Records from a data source

* start *

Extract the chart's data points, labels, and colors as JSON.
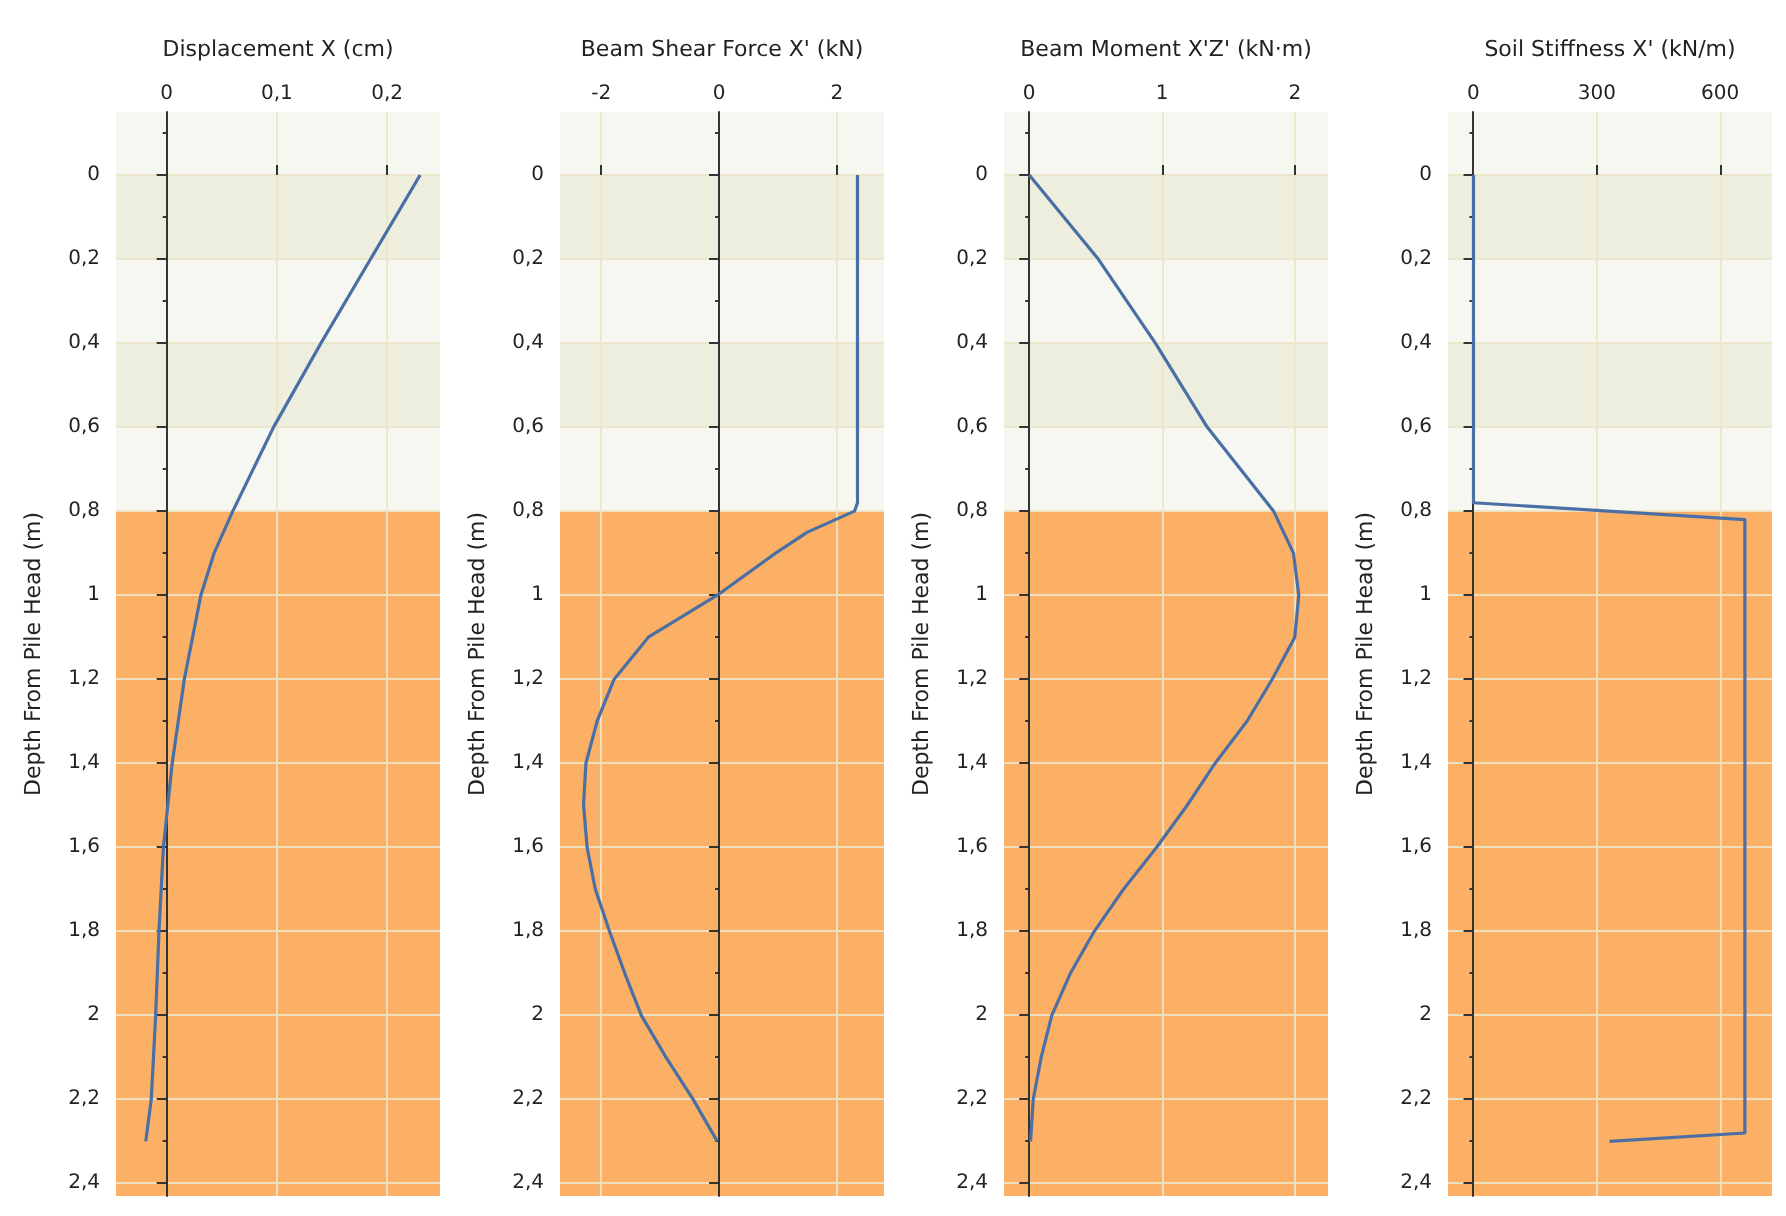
{
  "chart_data": [
    {
      "type": "line",
      "xlabel": "Displacement X (cm)",
      "ylabel": "Depth From Pile Head (m)",
      "xlim": [
        -0.046,
        0.248
      ],
      "xticks": [
        0,
        {
          "value": 0.1,
          "label": "0,1"
        },
        {
          "value": 0.2,
          "label": "0,2"
        }
      ],
      "ylim": [
        2.43,
        -0.15
      ],
      "yticks": [
        0,
        {
          "value": 0.2,
          "label": "0,2"
        },
        {
          "value": 0.4,
          "label": "0,4"
        },
        {
          "value": 0.6,
          "label": "0,6"
        },
        {
          "value": 0.8,
          "label": "0,8"
        },
        1,
        {
          "value": 1.2,
          "label": "1,2"
        },
        {
          "value": 1.4,
          "label": "1,4"
        },
        {
          "value": 1.6,
          "label": "1,6"
        },
        {
          "value": 1.8,
          "label": "1,8"
        },
        2,
        {
          "value": 2.2,
          "label": "2,2"
        },
        {
          "value": 2.4,
          "label": "2,4"
        }
      ],
      "grid": true,
      "bands": [
        {
          "axis": "y",
          "from": 0,
          "to": 0.2,
          "color": "#eeeedf"
        },
        {
          "axis": "y",
          "from": 0.4,
          "to": 0.6,
          "color": "#eeeedf"
        },
        {
          "axis": "y",
          "from": 0.8,
          "to": 2.43,
          "color": "#fbb066"
        }
      ],
      "series": [
        {
          "color": "#4a6fa5",
          "x": [
            0.23,
            0.185,
            0.14,
            0.097,
            0.06,
            0.043,
            0.031,
            0.016,
            0.005,
            -0.003,
            -0.007,
            -0.01,
            -0.014,
            -0.019
          ],
          "values": [
            0,
            0.2,
            0.4,
            0.6,
            0.8,
            0.9,
            1.0,
            1.2,
            1.4,
            1.6,
            1.8,
            2.0,
            2.2,
            2.3
          ]
        }
      ]
    },
    {
      "type": "line",
      "xlabel": "Beam Shear Force X' (kN)",
      "ylabel": "Depth From Pile Head (m)",
      "xlim": [
        -2.7,
        2.8
      ],
      "xticks": [
        -2,
        0,
        2
      ],
      "ylim": [
        2.43,
        -0.15
      ],
      "yticks": [
        0,
        {
          "value": 0.2,
          "label": "0,2"
        },
        {
          "value": 0.4,
          "label": "0,4"
        },
        {
          "value": 0.6,
          "label": "0,6"
        },
        {
          "value": 0.8,
          "label": "0,8"
        },
        1,
        {
          "value": 1.2,
          "label": "1,2"
        },
        {
          "value": 1.4,
          "label": "1,4"
        },
        {
          "value": 1.6,
          "label": "1,6"
        },
        {
          "value": 1.8,
          "label": "1,8"
        },
        2,
        {
          "value": 2.2,
          "label": "2,2"
        },
        {
          "value": 2.4,
          "label": "2,4"
        }
      ],
      "grid": true,
      "bands": [
        {
          "axis": "y",
          "from": 0,
          "to": 0.2,
          "color": "#eeeedf"
        },
        {
          "axis": "y",
          "from": 0.4,
          "to": 0.6,
          "color": "#eeeedf"
        },
        {
          "axis": "y",
          "from": 0.8,
          "to": 2.43,
          "color": "#fbb066"
        }
      ],
      "series": [
        {
          "color": "#4a6fa5",
          "x": [
            2.35,
            2.35,
            2.3,
            1.5,
            0.96,
            -0.03,
            -1.2,
            -1.78,
            -2.07,
            -2.26,
            -2.3,
            -2.24,
            -2.1,
            -1.86,
            -1.6,
            -1.32,
            -0.9,
            -0.44,
            -0.03
          ],
          "values": [
            0,
            0.78,
            0.8,
            0.85,
            0.9,
            1.0,
            1.1,
            1.2,
            1.3,
            1.4,
            1.5,
            1.6,
            1.7,
            1.8,
            1.9,
            2.0,
            2.1,
            2.2,
            2.3
          ]
        }
      ]
    },
    {
      "type": "line",
      "xlabel": "Beam Moment X'Z' (kN·m)",
      "ylabel": "Depth From Pile Head (m)",
      "xlim": [
        -0.19,
        2.25
      ],
      "xticks": [
        0,
        1,
        2
      ],
      "ylim": [
        2.43,
        -0.15
      ],
      "yticks": [
        0,
        {
          "value": 0.2,
          "label": "0,2"
        },
        {
          "value": 0.4,
          "label": "0,4"
        },
        {
          "value": 0.6,
          "label": "0,6"
        },
        {
          "value": 0.8,
          "label": "0,8"
        },
        1,
        {
          "value": 1.2,
          "label": "1,2"
        },
        {
          "value": 1.4,
          "label": "1,4"
        },
        {
          "value": 1.6,
          "label": "1,6"
        },
        {
          "value": 1.8,
          "label": "1,8"
        },
        2,
        {
          "value": 2.2,
          "label": "2,2"
        },
        {
          "value": 2.4,
          "label": "2,4"
        }
      ],
      "grid": true,
      "bands": [
        {
          "axis": "y",
          "from": 0,
          "to": 0.2,
          "color": "#eeeedf"
        },
        {
          "axis": "y",
          "from": 0.4,
          "to": 0.6,
          "color": "#eeeedf"
        },
        {
          "axis": "y",
          "from": 0.8,
          "to": 2.43,
          "color": "#fbb066"
        }
      ],
      "series": [
        {
          "color": "#4a6fa5",
          "x": [
            0,
            0.52,
            0.95,
            1.34,
            1.84,
            1.99,
            2.03,
            2.0,
            1.83,
            1.64,
            1.4,
            1.19,
            0.96,
            0.71,
            0.49,
            0.31,
            0.17,
            0.09,
            0.03,
            0.01
          ],
          "values": [
            0,
            0.2,
            0.4,
            0.6,
            0.8,
            0.9,
            1.0,
            1.1,
            1.2,
            1.3,
            1.4,
            1.5,
            1.6,
            1.7,
            1.8,
            1.9,
            2.0,
            2.1,
            2.2,
            2.3
          ]
        }
      ]
    },
    {
      "type": "line",
      "xlabel": "Soil Stiffness X' (kN/m)",
      "ylabel": "Depth From Pile Head (m)",
      "xlim": [
        -62,
        726
      ],
      "xticks": [
        0,
        300,
        600
      ],
      "ylim": [
        2.43,
        -0.15
      ],
      "yticks": [
        0,
        {
          "value": 0.2,
          "label": "0,2"
        },
        {
          "value": 0.4,
          "label": "0,4"
        },
        {
          "value": 0.6,
          "label": "0,6"
        },
        {
          "value": 0.8,
          "label": "0,8"
        },
        1,
        {
          "value": 1.2,
          "label": "1,2"
        },
        {
          "value": 1.4,
          "label": "1,4"
        },
        {
          "value": 1.6,
          "label": "1,6"
        },
        {
          "value": 1.8,
          "label": "1,8"
        },
        2,
        {
          "value": 2.2,
          "label": "2,2"
        },
        {
          "value": 2.4,
          "label": "2,4"
        }
      ],
      "grid": true,
      "bands": [
        {
          "axis": "y",
          "from": 0,
          "to": 0.2,
          "color": "#eeeedf"
        },
        {
          "axis": "y",
          "from": 0.4,
          "to": 0.6,
          "color": "#eeeedf"
        },
        {
          "axis": "y",
          "from": 0.8,
          "to": 2.43,
          "color": "#fbb066"
        }
      ],
      "series": [
        {
          "color": "#4a6fa5",
          "x": [
            0,
            0,
            660,
            660,
            331
          ],
          "values": [
            0,
            0.78,
            0.82,
            2.28,
            2.3
          ]
        }
      ]
    }
  ]
}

* end *

--- Stated problem ---
Keep the pictures out of the copy and return the rest of the data above exactly.

--- Finished exercise ---
Extract the chart's data points, labels, and colors as JSON.
{
  "chart_data": [
    {
      "type": "line",
      "xlabel": "Displacement X (cm)",
      "ylabel": "Depth From Pile Head (m)",
      "xlim": [
        -0.046,
        0.248
      ],
      "xticks": [
        0,
        {
          "value": 0.1,
          "label": "0,1"
        },
        {
          "value": 0.2,
          "label": "0,2"
        }
      ],
      "ylim": [
        2.43,
        -0.15
      ],
      "yticks": [
        0,
        {
          "value": 0.2,
          "label": "0,2"
        },
        {
          "value": 0.4,
          "label": "0,4"
        },
        {
          "value": 0.6,
          "label": "0,6"
        },
        {
          "value": 0.8,
          "label": "0,8"
        },
        1,
        {
          "value": 1.2,
          "label": "1,2"
        },
        {
          "value": 1.4,
          "label": "1,4"
        },
        {
          "value": 1.6,
          "label": "1,6"
        },
        {
          "value": 1.8,
          "label": "1,8"
        },
        2,
        {
          "value": 2.2,
          "label": "2,2"
        },
        {
          "value": 2.4,
          "label": "2,4"
        }
      ],
      "grid": true,
      "bands": [
        {
          "axis": "y",
          "from": 0,
          "to": 0.2,
          "color": "#eeeedf"
        },
        {
          "axis": "y",
          "from": 0.4,
          "to": 0.6,
          "color": "#eeeedf"
        },
        {
          "axis": "y",
          "from": 0.8,
          "to": 2.43,
          "color": "#fbb066"
        }
      ],
      "series": [
        {
          "color": "#4a6fa5",
          "x": [
            0.23,
            0.185,
            0.14,
            0.097,
            0.06,
            0.043,
            0.031,
            0.016,
            0.005,
            -0.003,
            -0.007,
            -0.01,
            -0.014,
            -0.019
          ],
          "values": [
            0,
            0.2,
            0.4,
            0.6,
            0.8,
            0.9,
            1.0,
            1.2,
            1.4,
            1.6,
            1.8,
            2.0,
            2.2,
            2.3
          ]
        }
      ]
    },
    {
      "type": "line",
      "xlabel": "Beam Shear Force X' (kN)",
      "ylabel": "Depth From Pile Head (m)",
      "xlim": [
        -2.7,
        2.8
      ],
      "xticks": [
        -2,
        0,
        2
      ],
      "ylim": [
        2.43,
        -0.15
      ],
      "yticks": [
        0,
        {
          "value": 0.2,
          "label": "0,2"
        },
        {
          "value": 0.4,
          "label": "0,4"
        },
        {
          "value": 0.6,
          "label": "0,6"
        },
        {
          "value": 0.8,
          "label": "0,8"
        },
        1,
        {
          "value": 1.2,
          "label": "1,2"
        },
        {
          "value": 1.4,
          "label": "1,4"
        },
        {
          "value": 1.6,
          "label": "1,6"
        },
        {
          "value": 1.8,
          "label": "1,8"
        },
        2,
        {
          "value": 2.2,
          "label": "2,2"
        },
        {
          "value": 2.4,
          "label": "2,4"
        }
      ],
      "grid": true,
      "bands": [
        {
          "axis": "y",
          "from": 0,
          "to": 0.2,
          "color": "#eeeedf"
        },
        {
          "axis": "y",
          "from": 0.4,
          "to": 0.6,
          "color": "#eeeedf"
        },
        {
          "axis": "y",
          "from": 0.8,
          "to": 2.43,
          "color": "#fbb066"
        }
      ],
      "series": [
        {
          "color": "#4a6fa5",
          "x": [
            2.35,
            2.35,
            2.3,
            1.5,
            0.96,
            -0.03,
            -1.2,
            -1.78,
            -2.07,
            -2.26,
            -2.3,
            -2.24,
            -2.1,
            -1.86,
            -1.6,
            -1.32,
            -0.9,
            -0.44,
            -0.03
          ],
          "values": [
            0,
            0.78,
            0.8,
            0.85,
            0.9,
            1.0,
            1.1,
            1.2,
            1.3,
            1.4,
            1.5,
            1.6,
            1.7,
            1.8,
            1.9,
            2.0,
            2.1,
            2.2,
            2.3
          ]
        }
      ]
    },
    {
      "type": "line",
      "xlabel": "Beam Moment X'Z' (kN·m)",
      "ylabel": "Depth From Pile Head (m)",
      "xlim": [
        -0.19,
        2.25
      ],
      "xticks": [
        0,
        1,
        2
      ],
      "ylim": [
        2.43,
        -0.15
      ],
      "yticks": [
        0,
        {
          "value": 0.2,
          "label": "0,2"
        },
        {
          "value": 0.4,
          "label": "0,4"
        },
        {
          "value": 0.6,
          "label": "0,6"
        },
        {
          "value": 0.8,
          "label": "0,8"
        },
        1,
        {
          "value": 1.2,
          "label": "1,2"
        },
        {
          "value": 1.4,
          "label": "1,4"
        },
        {
          "value": 1.6,
          "label": "1,6"
        },
        {
          "value": 1.8,
          "label": "1,8"
        },
        2,
        {
          "value": 2.2,
          "label": "2,2"
        },
        {
          "value": 2.4,
          "label": "2,4"
        }
      ],
      "grid": true,
      "bands": [
        {
          "axis": "y",
          "from": 0,
          "to": 0.2,
          "color": "#eeeedf"
        },
        {
          "axis": "y",
          "from": 0.4,
          "to": 0.6,
          "color": "#eeeedf"
        },
        {
          "axis": "y",
          "from": 0.8,
          "to": 2.43,
          "color": "#fbb066"
        }
      ],
      "series": [
        {
          "color": "#4a6fa5",
          "x": [
            0,
            0.52,
            0.95,
            1.34,
            1.84,
            1.99,
            2.03,
            2.0,
            1.83,
            1.64,
            1.4,
            1.19,
            0.96,
            0.71,
            0.49,
            0.31,
            0.17,
            0.09,
            0.03,
            0.01
          ],
          "values": [
            0,
            0.2,
            0.4,
            0.6,
            0.8,
            0.9,
            1.0,
            1.1,
            1.2,
            1.3,
            1.4,
            1.5,
            1.6,
            1.7,
            1.8,
            1.9,
            2.0,
            2.1,
            2.2,
            2.3
          ]
        }
      ]
    },
    {
      "type": "line",
      "xlabel": "Soil Stiffness X' (kN/m)",
      "ylabel": "Depth From Pile Head (m)",
      "xlim": [
        -62,
        726
      ],
      "xticks": [
        0,
        300,
        600
      ],
      "ylim": [
        2.43,
        -0.15
      ],
      "yticks": [
        0,
        {
          "value": 0.2,
          "label": "0,2"
        },
        {
          "value": 0.4,
          "label": "0,4"
        },
        {
          "value": 0.6,
          "label": "0,6"
        },
        {
          "value": 0.8,
          "label": "0,8"
        },
        1,
        {
          "value": 1.2,
          "label": "1,2"
        },
        {
          "value": 1.4,
          "label": "1,4"
        },
        {
          "value": 1.6,
          "label": "1,6"
        },
        {
          "value": 1.8,
          "label": "1,8"
        },
        2,
        {
          "value": 2.2,
          "label": "2,2"
        },
        {
          "value": 2.4,
          "label": "2,4"
        }
      ],
      "grid": true,
      "bands": [
        {
          "axis": "y",
          "from": 0,
          "to": 0.2,
          "color": "#eeeedf"
        },
        {
          "axis": "y",
          "from": 0.4,
          "to": 0.6,
          "color": "#eeeedf"
        },
        {
          "axis": "y",
          "from": 0.8,
          "to": 2.43,
          "color": "#fbb066"
        }
      ],
      "series": [
        {
          "color": "#4a6fa5",
          "x": [
            0,
            0,
            660,
            660,
            331
          ],
          "values": [
            0,
            0.78,
            0.82,
            2.28,
            2.3
          ]
        }
      ]
    }
  ]
}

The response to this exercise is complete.